**Aim:** Print the line containing "Convert this screenshot" and each line after it through the end, please, with nothing added.

**Data records:**
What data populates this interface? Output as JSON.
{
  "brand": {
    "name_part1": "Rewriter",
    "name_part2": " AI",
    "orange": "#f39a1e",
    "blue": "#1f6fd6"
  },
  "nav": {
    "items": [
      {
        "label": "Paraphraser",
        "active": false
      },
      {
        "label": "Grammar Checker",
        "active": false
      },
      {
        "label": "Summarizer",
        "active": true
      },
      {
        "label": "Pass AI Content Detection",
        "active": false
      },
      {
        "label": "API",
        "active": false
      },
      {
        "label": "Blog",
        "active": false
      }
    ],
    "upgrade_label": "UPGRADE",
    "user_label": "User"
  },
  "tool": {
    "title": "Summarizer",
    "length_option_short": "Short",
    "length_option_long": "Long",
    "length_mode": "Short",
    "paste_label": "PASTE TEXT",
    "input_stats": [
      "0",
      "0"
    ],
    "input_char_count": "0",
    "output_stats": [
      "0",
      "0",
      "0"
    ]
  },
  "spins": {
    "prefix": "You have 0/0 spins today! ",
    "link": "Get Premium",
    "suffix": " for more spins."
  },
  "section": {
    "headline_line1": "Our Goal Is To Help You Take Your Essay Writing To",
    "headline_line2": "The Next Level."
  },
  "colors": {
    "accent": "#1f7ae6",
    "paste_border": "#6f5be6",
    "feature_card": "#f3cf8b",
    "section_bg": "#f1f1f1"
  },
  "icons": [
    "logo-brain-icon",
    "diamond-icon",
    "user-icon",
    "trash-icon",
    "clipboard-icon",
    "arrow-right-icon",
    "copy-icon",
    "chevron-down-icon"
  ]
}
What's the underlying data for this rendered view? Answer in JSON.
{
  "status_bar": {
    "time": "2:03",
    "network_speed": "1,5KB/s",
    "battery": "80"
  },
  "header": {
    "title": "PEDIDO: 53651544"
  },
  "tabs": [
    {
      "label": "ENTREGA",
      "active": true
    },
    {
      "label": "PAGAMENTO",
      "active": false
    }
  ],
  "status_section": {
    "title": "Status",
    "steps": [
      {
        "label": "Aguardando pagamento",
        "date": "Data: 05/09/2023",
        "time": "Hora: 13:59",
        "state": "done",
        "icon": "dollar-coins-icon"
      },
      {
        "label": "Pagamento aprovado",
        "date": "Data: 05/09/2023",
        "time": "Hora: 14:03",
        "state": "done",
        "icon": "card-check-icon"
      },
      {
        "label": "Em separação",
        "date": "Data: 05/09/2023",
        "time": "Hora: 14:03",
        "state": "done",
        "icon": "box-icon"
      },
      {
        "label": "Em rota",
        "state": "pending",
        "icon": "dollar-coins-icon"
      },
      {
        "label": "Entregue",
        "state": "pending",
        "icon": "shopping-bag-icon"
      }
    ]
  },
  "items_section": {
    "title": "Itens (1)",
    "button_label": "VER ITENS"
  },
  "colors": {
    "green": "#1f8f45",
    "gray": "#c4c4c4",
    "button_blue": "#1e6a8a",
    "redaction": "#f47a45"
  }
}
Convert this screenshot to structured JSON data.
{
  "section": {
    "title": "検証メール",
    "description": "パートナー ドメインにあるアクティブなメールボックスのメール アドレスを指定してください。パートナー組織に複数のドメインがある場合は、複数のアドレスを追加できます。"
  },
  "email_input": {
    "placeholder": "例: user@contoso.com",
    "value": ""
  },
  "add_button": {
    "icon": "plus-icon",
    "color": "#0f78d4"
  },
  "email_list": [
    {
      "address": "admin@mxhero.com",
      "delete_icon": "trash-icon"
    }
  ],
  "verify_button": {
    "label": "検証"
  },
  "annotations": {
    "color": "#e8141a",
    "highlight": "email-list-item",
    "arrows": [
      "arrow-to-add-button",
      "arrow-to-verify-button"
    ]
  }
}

**Task answer:**
Convert this screenshot to structured JSON data.
{
  "section": {
    "title": "検証メール",
    "description": "パートナー ドメインにあるアクティブなメールボックスのメール アドレスを指定してください。パートナー組織に複数のドメインがある場合は、複数のアドレスを追加できます。"
  },
  "email_input": {
    "placeholder": "例: user@contoso.com",
    "value": ""
  },
  "add_button": {
    "icon": "plus-icon",
    "color": "#0f78d4"
  },
  "email_list": [
    {
      "address": "admin@mxhero.com",
      "delete_icon": "trash-icon"
    }
  ],
  "verify_button": {
    "label": "検証"
  },
  "annotations": {
    "color": "#e8141a",
    "highlight": "email-list-item",
    "arrows": [
      "arrow-to-add-button",
      "arrow-to-verify-button"
    ]
  }
}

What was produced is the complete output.